Start of Stored rows

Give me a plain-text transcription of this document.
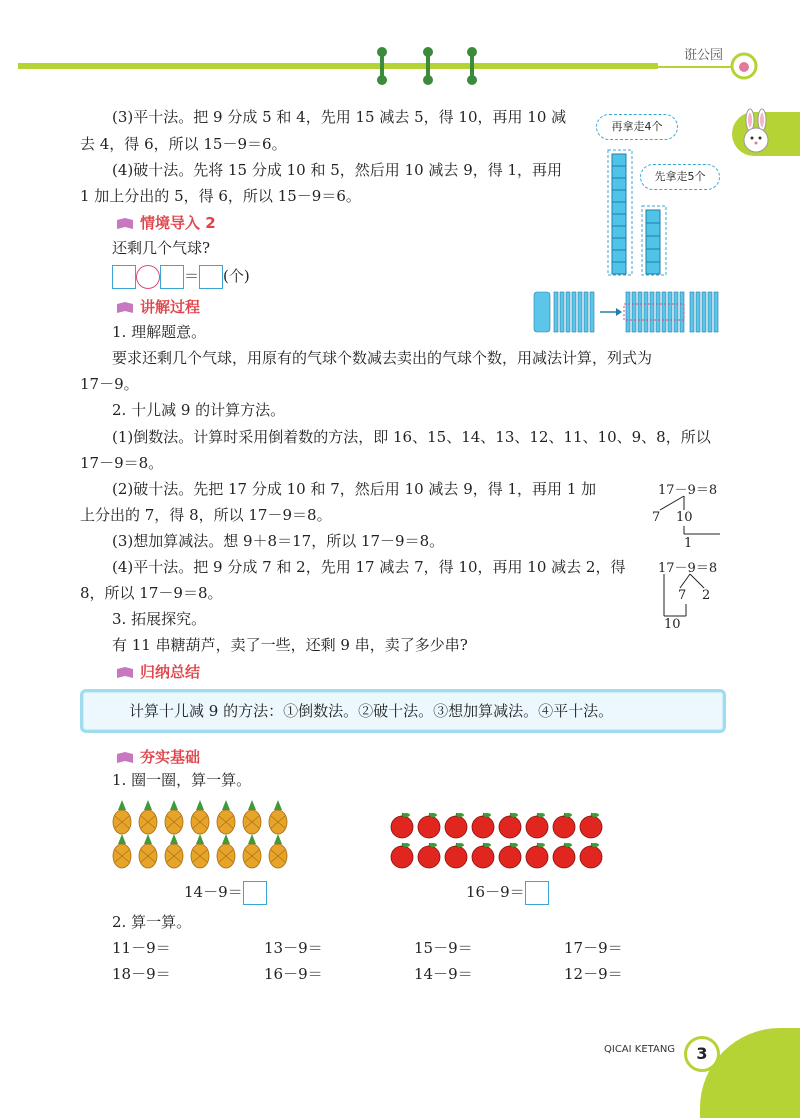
诳公园
(3)平十法。把 9 分成 5 和 4，先用 15 减去 5，得 10，再用 10 减
去 4，得 6，所以 15－9＝6。
(4)破十法。先将 15 分成 10 和 5，然后用 10 减去 9，得 1，再用
1 加上分出的 5，得 6，所以 15－9＝6。
再拿走4个
先拿走5个
情境导入 2
还剩几个气球?
＝ (个)
讲解过程
1. 理解题意。
要求还剩几个气球，用原有的气球个数减去卖出的气球个数，用减法计算，列式为
17－9。
2. 十儿减 9 的计算方法。
(1)倒数法。计算时采用倒着数的方法，即 16、15、14、13、12、11、10、9、8，所以
17－9＝8。
(2)破十法。先把 17 分成 10 和 7，然后用 10 减去 9，得 1，再用 1 加
上分出的 7，得 8，所以 17－9＝8。
(3)想加算减法。想 9＋8＝17，所以 17－9＝8。
(4)平十法。把 9 分成 7 和 2，先用 17 减去 7，得 10，再用 10 减去 2，得
8，所以 17－9＝8。
3. 拓展探究。
有 11 串糖葫芦，卖了一些，还剩 9 串，卖了多少串?
17－9＝8
7 10
1
17－9＝8
7 2
10
归纳总结
计算十儿减 9 的方法：①倒数法。②破十法。③想加算减法。④平十法。
夯实基础
1. 圈一圈，算一算。
14－9＝	16－9＝
2. 算一算。
11－9＝	13－9＝	15－9＝	17－9＝
18－9＝	16－9＝	14－9＝	12－9＝
QICAI KETANG	3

End of Stored rows

- **To do**
Repeat the material above word for word, please, apart from its images.

- **Output below**
Give me a plain-text transcription of this document.
诳公园
(3)平十法。把 9 分成 5 和 4，先用 15 减去 5，得 10，再用 10 减
去 4，得 6，所以 15－9＝6。
(4)破十法。先将 15 分成 10 和 5，然后用 10 减去 9，得 1，再用
1 加上分出的 5，得 6，所以 15－9＝6。
再拿走4个
先拿走5个
情境导入 2
还剩几个气球?
＝ (个)
讲解过程
1. 理解题意。
要求还剩几个气球，用原有的气球个数减去卖出的气球个数，用减法计算，列式为
17－9。
2. 十儿减 9 的计算方法。
(1)倒数法。计算时采用倒着数的方法，即 16、15、14、13、12、11、10、9、8，所以
17－9＝8。
(2)破十法。先把 17 分成 10 和 7，然后用 10 减去 9，得 1，再用 1 加
上分出的 7，得 8，所以 17－9＝8。
(3)想加算减法。想 9＋8＝17，所以 17－9＝8。
(4)平十法。把 9 分成 7 和 2，先用 17 减去 7，得 10，再用 10 减去 2，得
8，所以 17－9＝8。
3. 拓展探究。
有 11 串糖葫芦，卖了一些，还剩 9 串，卖了多少串?
17－9＝8
7 10
1
17－9＝8
7 2
10
归纳总结
计算十儿减 9 的方法：①倒数法。②破十法。③想加算减法。④平十法。
夯实基础
1. 圈一圈，算一算。
14－9＝	16－9＝
2. 算一算。
11－9＝	13－9＝	15－9＝	17－9＝
18－9＝	16－9＝	14－9＝	12－9＝
QICAI KETANG	3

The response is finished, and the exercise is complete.